Reproduce the listing below word for word, with no pictures.
.....
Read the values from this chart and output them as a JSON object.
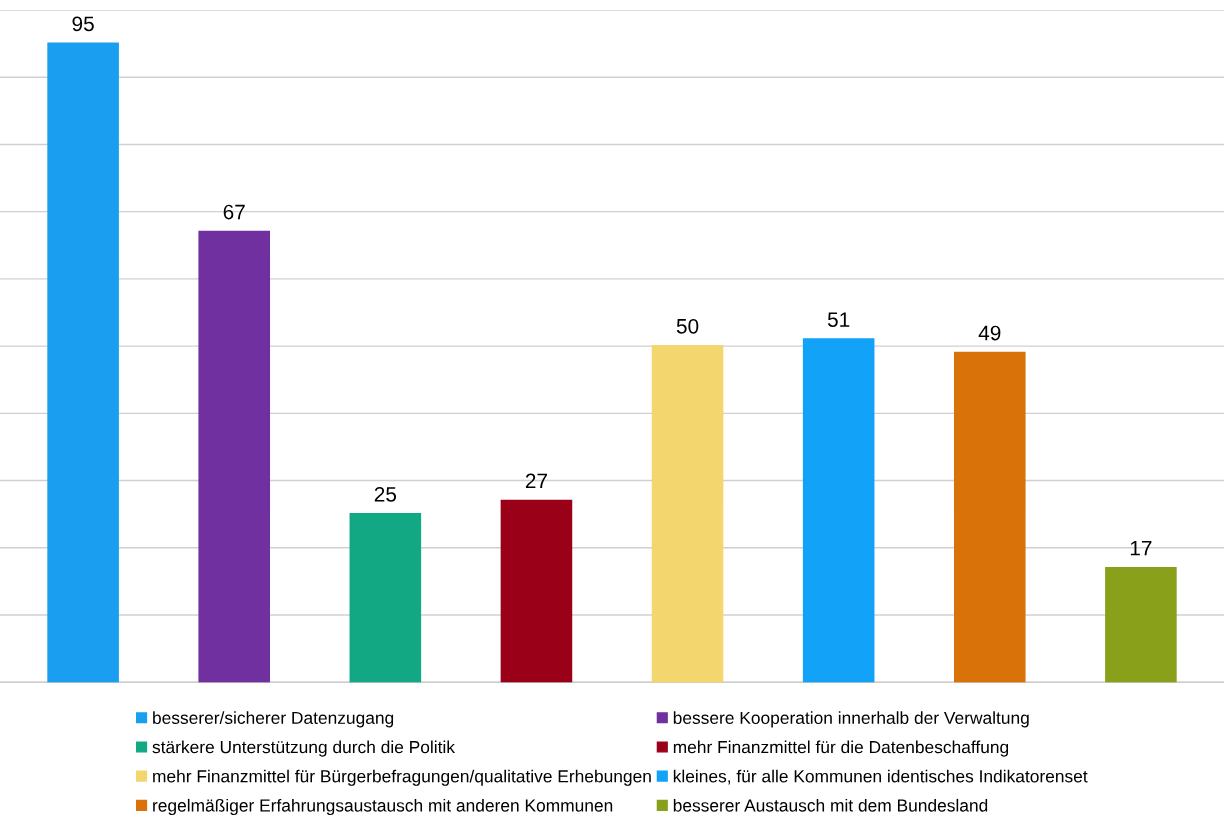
{
  "chart_data": {
    "type": "bar",
    "stacked": true,
    "categories": [
      null,
      null,
      null,
      null,
      null,
      null,
      null,
      null
    ],
    "series": [
      {
        "name": "besserer/sicherer Datenzugang",
        "color": "#1a9ff0",
        "values": [
          95,
          null,
          null,
          null,
          null,
          null,
          null,
          null
        ]
      },
      {
        "name": "bessere Kooperation innerhalb der Verwaltung",
        "color": "#7030a0",
        "values": [
          null,
          67,
          null,
          null,
          null,
          null,
          null,
          null
        ]
      },
      {
        "name": "stärkere Unterstützung durch die Politik",
        "color": "#12a884",
        "values": [
          null,
          null,
          25,
          null,
          null,
          null,
          null,
          null
        ]
      },
      {
        "name": "mehr Finanzmittel für die Datenbeschaffung",
        "color": "#9a0018",
        "values": [
          null,
          null,
          null,
          27,
          null,
          null,
          null,
          null
        ]
      },
      {
        "name": "mehr Finanzmittel für Bürgerbefragungen/qualitative Erhebungen",
        "color": "#f3d66e",
        "values": [
          null,
          null,
          null,
          null,
          50,
          null,
          null,
          null
        ]
      },
      {
        "name": "kleines, für alle Kommunen identisches Indikatorenset",
        "color": "#12a2f8",
        "values": [
          null,
          null,
          null,
          null,
          null,
          51,
          null,
          null
        ]
      },
      {
        "name": "regelmäßiger Erfahrungsaustausch mit anderen Kommunen",
        "color": "#d97208",
        "values": [
          null,
          null,
          null,
          null,
          null,
          null,
          49,
          null
        ]
      },
      {
        "name": "besserer Austausch mit dem Bundesland",
        "color": "#88a01a",
        "values": [
          null,
          null,
          null,
          null,
          null,
          null,
          null,
          17
        ]
      }
    ],
    "grid": "y",
    "data_labels": true,
    "legend": "bottom"
  }
}
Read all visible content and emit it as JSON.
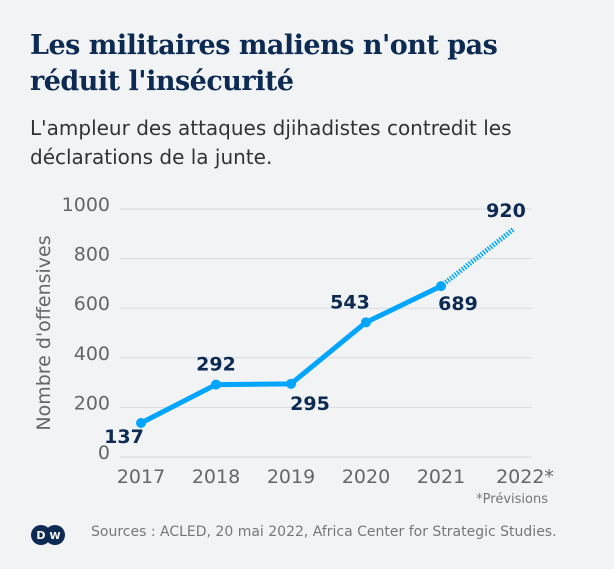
{
  "title": "Les militaires maliens n'ont pas réduit l'insécurité",
  "subtitle": "L'ampleur des attaques djihadistes contredit les déclarations de la junte.",
  "footnote": "*Prévisions",
  "source": "Sources : ACLED, 20 mai 2022, Africa Center for Strategic Studies.",
  "logo": "DW",
  "chart_data": {
    "type": "line",
    "ylabel": "Nombre d'offensives",
    "ylim": [
      0,
      1000
    ],
    "yticks": [
      0,
      200,
      400,
      600,
      800,
      1000
    ],
    "categories": [
      "2017",
      "2018",
      "2019",
      "2020",
      "2021",
      "2022*"
    ],
    "values": [
      137,
      292,
      295,
      543,
      689,
      920
    ],
    "forecast_categories": [
      "2022*"
    ],
    "grid": true,
    "colors": {
      "line": "#00a5ff",
      "label": "#0c2a52",
      "axis": "#666"
    }
  }
}
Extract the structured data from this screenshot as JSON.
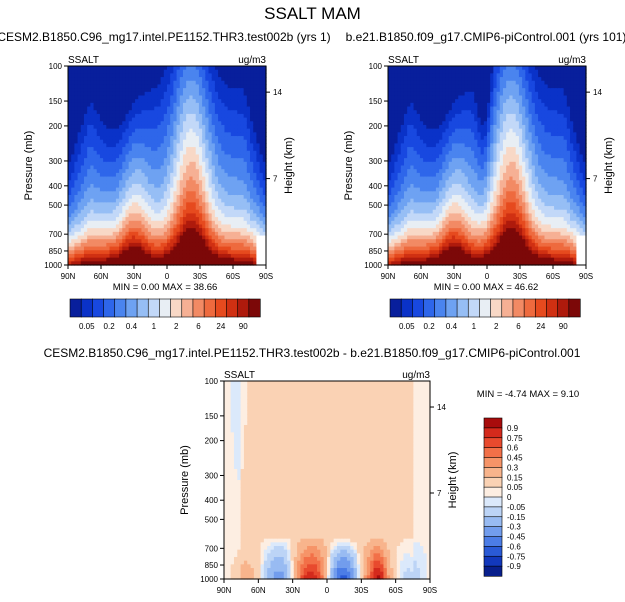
{
  "title": "SSALT MAM",
  "chart_data": [
    {
      "type": "heatmap",
      "title": "CESM2.B1850.C96_mg17.intel.PE1152.THR3.test002b (yrs 1)",
      "left_label": "SSALT",
      "unit": "ug/m3",
      "ylabel": "Pressure (mb)",
      "y2label": "Height (km)",
      "x_ticks": [
        "90N",
        "60N",
        "30N",
        "0",
        "30S",
        "60S",
        "90S"
      ],
      "y_ticks": [
        "100",
        "150",
        "200",
        "300",
        "400",
        "500",
        "700",
        "850",
        "1000"
      ],
      "y2_ticks": [
        "14",
        "7"
      ],
      "stats": "MIN =   0.00   MAX =  38.66",
      "colorbar": {
        "orientation": "horizontal",
        "labels": [
          "0.05",
          "0.2",
          "0.4",
          "1",
          "2",
          "6",
          "24",
          "90"
        ],
        "colors": [
          "#081f9c",
          "#0a32c8",
          "#1848e0",
          "#2e66ea",
          "#4a84ef",
          "#6ea2f2",
          "#96bef5",
          "#c2d8f8",
          "#e8eef4",
          "#f8d8c6",
          "#f6b094",
          "#f28a64",
          "#ee6a3e",
          "#e64a1e",
          "#d03012",
          "#ae1a0c",
          "#7c0808"
        ]
      }
    },
    {
      "type": "heatmap",
      "title": "b.e21.B1850.f09_g17.CMIP6-piControl.001 (yrs 101)",
      "left_label": "SSALT",
      "unit": "ug/m3",
      "ylabel": "Pressure (mb)",
      "y2label": "Height (km)",
      "x_ticks": [
        "90N",
        "60N",
        "30N",
        "0",
        "30S",
        "60S",
        "90S"
      ],
      "y_ticks": [
        "100",
        "150",
        "200",
        "300",
        "400",
        "500",
        "700",
        "850",
        "1000"
      ],
      "y2_ticks": [
        "14",
        "7"
      ],
      "stats": "MIN =   0.00   MAX =  46.62",
      "colorbar": {
        "orientation": "horizontal",
        "labels": [
          "0.05",
          "0.2",
          "0.4",
          "1",
          "2",
          "6",
          "24",
          "90"
        ],
        "colors": [
          "#081f9c",
          "#0a32c8",
          "#1848e0",
          "#2e66ea",
          "#4a84ef",
          "#6ea2f2",
          "#96bef5",
          "#c2d8f8",
          "#e8eef4",
          "#f8d8c6",
          "#f6b094",
          "#f28a64",
          "#ee6a3e",
          "#e64a1e",
          "#d03012",
          "#ae1a0c",
          "#7c0808"
        ]
      }
    },
    {
      "type": "heatmap",
      "title": "CESM2.B1850.C96_mg17.intel.PE1152.THR3.test002b - b.e21.B1850.f09_g17.CMIP6-piControl.001",
      "left_label": "SSALT",
      "unit": "ug/m3",
      "ylabel": "Pressure (mb)",
      "y2label": "Height (km)",
      "x_ticks": [
        "90N",
        "60N",
        "30N",
        "0",
        "30S",
        "60S",
        "90S"
      ],
      "y_ticks": [
        "100",
        "150",
        "200",
        "300",
        "400",
        "500",
        "700",
        "850",
        "1000"
      ],
      "y2_ticks": [
        "14",
        "7"
      ],
      "stats": "MIN =  -4.74   MAX =   9.10",
      "colorbar": {
        "orientation": "vertical",
        "labels": [
          "0.9",
          "0.75",
          "0.6",
          "0.45",
          "0.3",
          "0.15",
          "0.05",
          "0",
          "-0.05",
          "-0.15",
          "-0.3",
          "-0.45",
          "-0.6",
          "-0.75",
          "-0.9"
        ],
        "colors": [
          "#a80c0c",
          "#d42a1c",
          "#e84a2e",
          "#f27048",
          "#f69468",
          "#f8b48c",
          "#fad2b4",
          "#fdeee2",
          "#dbe9fb",
          "#bcd4f6",
          "#98bbf2",
          "#729ded",
          "#4c7de6",
          "#2a5ad6",
          "#1238bc",
          "#081f8c"
        ]
      }
    }
  ]
}
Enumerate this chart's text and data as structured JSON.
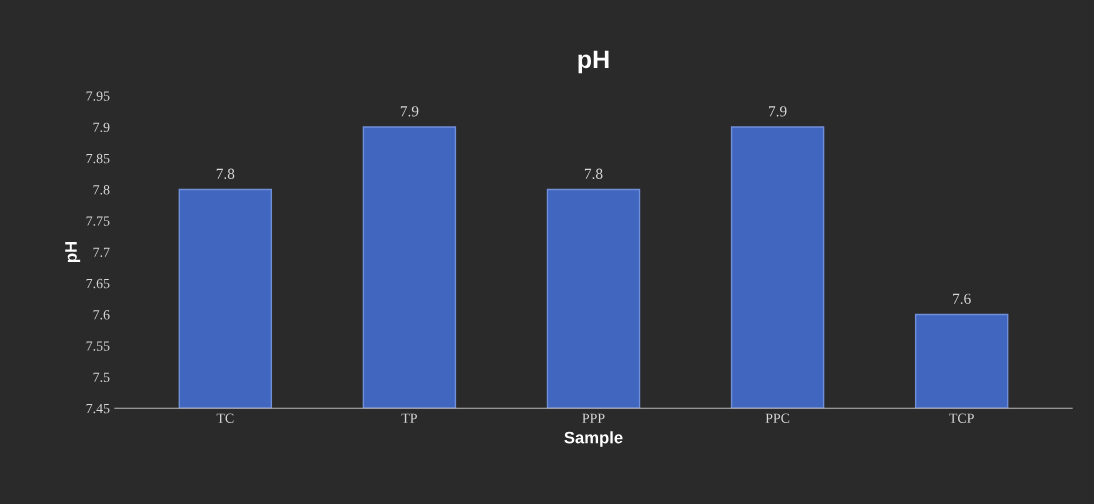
{
  "chart_data": {
    "type": "bar",
    "title": "pH",
    "xlabel": "Sample",
    "ylabel": "pH",
    "categories": [
      "TC",
      "TP",
      "PPP",
      "PPC",
      "TCP"
    ],
    "values": [
      7.8,
      7.9,
      7.8,
      7.9,
      7.6
    ],
    "color": "#4166c0",
    "ylim": [
      7.45,
      7.95
    ],
    "yticks": [
      7.45,
      7.5,
      7.55,
      7.6,
      7.65,
      7.7,
      7.75,
      7.8,
      7.85,
      7.9,
      7.95
    ],
    "data_labels": true,
    "grid": false,
    "legend": false
  }
}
.....
→ SOLUTION:
Read the values from this chart and output them as a JSON object.
{
  "chart_data": {
    "type": "bar",
    "stacked": true,
    "categories": [
      null,
      null,
      null,
      null,
      null,
      null,
      null,
      null
    ],
    "series": [
      {
        "name": "besserer/sicherer Datenzugang",
        "color": "#1a9ff0",
        "values": [
          95,
          null,
          null,
          null,
          null,
          null,
          null,
          null
        ]
      },
      {
        "name": "bessere Kooperation innerhalb der Verwaltung",
        "color": "#7030a0",
        "values": [
          null,
          67,
          null,
          null,
          null,
          null,
          null,
          null
        ]
      },
      {
        "name": "stärkere Unterstützung durch die Politik",
        "color": "#12a884",
        "values": [
          null,
          null,
          25,
          null,
          null,
          null,
          null,
          null
        ]
      },
      {
        "name": "mehr Finanzmittel für die Datenbeschaffung",
        "color": "#9a0018",
        "values": [
          null,
          null,
          null,
          27,
          null,
          null,
          null,
          null
        ]
      },
      {
        "name": "mehr Finanzmittel für Bürgerbefragungen/qualitative Erhebungen",
        "color": "#f3d66e",
        "values": [
          null,
          null,
          null,
          null,
          50,
          null,
          null,
          null
        ]
      },
      {
        "name": "kleines, für alle Kommunen identisches Indikatorenset",
        "color": "#12a2f8",
        "values": [
          null,
          null,
          null,
          null,
          null,
          51,
          null,
          null
        ]
      },
      {
        "name": "regelmäßiger Erfahrungsaustausch mit anderen Kommunen",
        "color": "#d97208",
        "values": [
          null,
          null,
          null,
          null,
          null,
          null,
          49,
          null
        ]
      },
      {
        "name": "besserer Austausch mit dem Bundesland",
        "color": "#88a01a",
        "values": [
          null,
          null,
          null,
          null,
          null,
          null,
          null,
          17
        ]
      }
    ],
    "grid": "y",
    "data_labels": true,
    "legend": "bottom"
  }
}
Read all visible content and emit it as JSON.
{
  "title": "Les militaires maliens n'ont pas réduit l'insécurité",
  "subtitle": "L'ampleur des attaques djihadistes contredit les déclarations de la junte.",
  "footnote": "*Prévisions",
  "source": "Sources : ACLED, 20 mai 2022, Africa Center for Strategic Studies.",
  "logo": "DW",
  "chart_data": {
    "type": "line",
    "ylabel": "Nombre d'offensives",
    "ylim": [
      0,
      1000
    ],
    "yticks": [
      0,
      200,
      400,
      600,
      800,
      1000
    ],
    "categories": [
      "2017",
      "2018",
      "2019",
      "2020",
      "2021",
      "2022*"
    ],
    "values": [
      137,
      292,
      295,
      543,
      689,
      920
    ],
    "forecast_categories": [
      "2022*"
    ],
    "grid": true,
    "colors": {
      "line": "#00a5ff",
      "label": "#0c2a52",
      "axis": "#666"
    }
  }
}
Extract the structured data from this screenshot as JSON.
{
  "title": "SSALT MAM",
  "chart_data": [
    {
      "type": "heatmap",
      "title": "CESM2.B1850.C96_mg17.intel.PE1152.THR3.test002b (yrs 1)",
      "left_label": "SSALT",
      "unit": "ug/m3",
      "ylabel": "Pressure (mb)",
      "y2label": "Height (km)",
      "x_ticks": [
        "90N",
        "60N",
        "30N",
        "0",
        "30S",
        "60S",
        "90S"
      ],
      "y_ticks": [
        "100",
        "150",
        "200",
        "300",
        "400",
        "500",
        "700",
        "850",
        "1000"
      ],
      "y2_ticks": [
        "14",
        "7"
      ],
      "stats": "MIN =   0.00   MAX =  38.66",
      "colorbar": {
        "orientation": "horizontal",
        "labels": [
          "0.05",
          "0.2",
          "0.4",
          "1",
          "2",
          "6",
          "24",
          "90"
        ],
        "colors": [
          "#081f9c",
          "#0a32c8",
          "#1848e0",
          "#2e66ea",
          "#4a84ef",
          "#6ea2f2",
          "#96bef5",
          "#c2d8f8",
          "#e8eef4",
          "#f8d8c6",
          "#f6b094",
          "#f28a64",
          "#ee6a3e",
          "#e64a1e",
          "#d03012",
          "#ae1a0c",
          "#7c0808"
        ]
      }
    },
    {
      "type": "heatmap",
      "title": "b.e21.B1850.f09_g17.CMIP6-piControl.001 (yrs 101)",
      "left_label": "SSALT",
      "unit": "ug/m3",
      "ylabel": "Pressure (mb)",
      "y2label": "Height (km)",
      "x_ticks": [
        "90N",
        "60N",
        "30N",
        "0",
        "30S",
        "60S",
        "90S"
      ],
      "y_ticks": [
        "100",
        "150",
        "200",
        "300",
        "400",
        "500",
        "700",
        "850",
        "1000"
      ],
      "y2_ticks": [
        "14",
        "7"
      ],
      "stats": "MIN =   0.00   MAX =  46.62",
      "colorbar": {
        "orientation": "horizontal",
        "labels": [
          "0.05",
          "0.2",
          "0.4",
          "1",
          "2",
          "6",
          "24",
          "90"
        ],
        "colors": [
          "#081f9c",
          "#0a32c8",
          "#1848e0",
          "#2e66ea",
          "#4a84ef",
          "#6ea2f2",
          "#96bef5",
          "#c2d8f8",
          "#e8eef4",
          "#f8d8c6",
          "#f6b094",
          "#f28a64",
          "#ee6a3e",
          "#e64a1e",
          "#d03012",
          "#ae1a0c",
          "#7c0808"
        ]
      }
    },
    {
      "type": "heatmap",
      "title": "CESM2.B1850.C96_mg17.intel.PE1152.THR3.test002b - b.e21.B1850.f09_g17.CMIP6-piControl.001",
      "left_label": "SSALT",
      "unit": "ug/m3",
      "ylabel": "Pressure (mb)",
      "y2label": "Height (km)",
      "x_ticks": [
        "90N",
        "60N",
        "30N",
        "0",
        "30S",
        "60S",
        "90S"
      ],
      "y_ticks": [
        "100",
        "150",
        "200",
        "300",
        "400",
        "500",
        "700",
        "850",
        "1000"
      ],
      "y2_ticks": [
        "14",
        "7"
      ],
      "stats": "MIN =  -4.74   MAX =   9.10",
      "colorbar": {
        "orientation": "vertical",
        "labels": [
          "0.9",
          "0.75",
          "0.6",
          "0.45",
          "0.3",
          "0.15",
          "0.05",
          "0",
          "-0.05",
          "-0.15",
          "-0.3",
          "-0.45",
          "-0.6",
          "-0.75",
          "-0.9"
        ],
        "colors": [
          "#a80c0c",
          "#d42a1c",
          "#e84a2e",
          "#f27048",
          "#f69468",
          "#f8b48c",
          "#fad2b4",
          "#fdeee2",
          "#dbe9fb",
          "#bcd4f6",
          "#98bbf2",
          "#729ded",
          "#4c7de6",
          "#2a5ad6",
          "#1238bc",
          "#081f8c"
        ]
      }
    }
  ]
}
Enumerate this chart's text and data as structured JSON.
{
  "chart_data": {
    "type": "bar",
    "title": "pH",
    "xlabel": "Sample",
    "ylabel": "pH",
    "categories": [
      "TC",
      "TP",
      "PPP",
      "PPC",
      "TCP"
    ],
    "values": [
      7.8,
      7.9,
      7.8,
      7.9,
      7.6
    ],
    "color": "#4166c0",
    "ylim": [
      7.45,
      7.95
    ],
    "yticks": [
      7.45,
      7.5,
      7.55,
      7.6,
      7.65,
      7.7,
      7.75,
      7.8,
      7.85,
      7.9,
      7.95
    ],
    "data_labels": true,
    "grid": false,
    "legend": false
  }
}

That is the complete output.